[Rows from a figure dataset]
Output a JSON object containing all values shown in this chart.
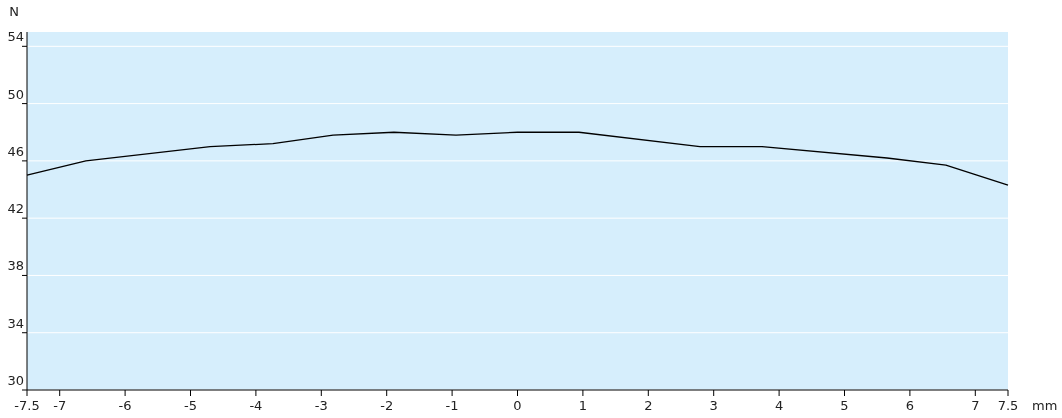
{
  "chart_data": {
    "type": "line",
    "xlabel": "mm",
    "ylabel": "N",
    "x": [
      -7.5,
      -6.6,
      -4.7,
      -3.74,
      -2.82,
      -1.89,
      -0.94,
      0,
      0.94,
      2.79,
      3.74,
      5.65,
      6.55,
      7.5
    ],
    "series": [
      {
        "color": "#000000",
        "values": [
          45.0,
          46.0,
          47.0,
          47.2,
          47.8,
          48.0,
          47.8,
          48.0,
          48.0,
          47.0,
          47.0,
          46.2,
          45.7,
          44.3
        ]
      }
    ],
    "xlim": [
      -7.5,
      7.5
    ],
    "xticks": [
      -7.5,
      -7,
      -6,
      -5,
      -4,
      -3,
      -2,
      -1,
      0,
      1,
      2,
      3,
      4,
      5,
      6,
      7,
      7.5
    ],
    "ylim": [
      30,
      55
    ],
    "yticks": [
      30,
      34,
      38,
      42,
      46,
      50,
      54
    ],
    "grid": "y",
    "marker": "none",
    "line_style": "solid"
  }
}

▶ Requirement:
The required output is the number of lines containing the word "values", and nothing besides.

▶ Written response:
2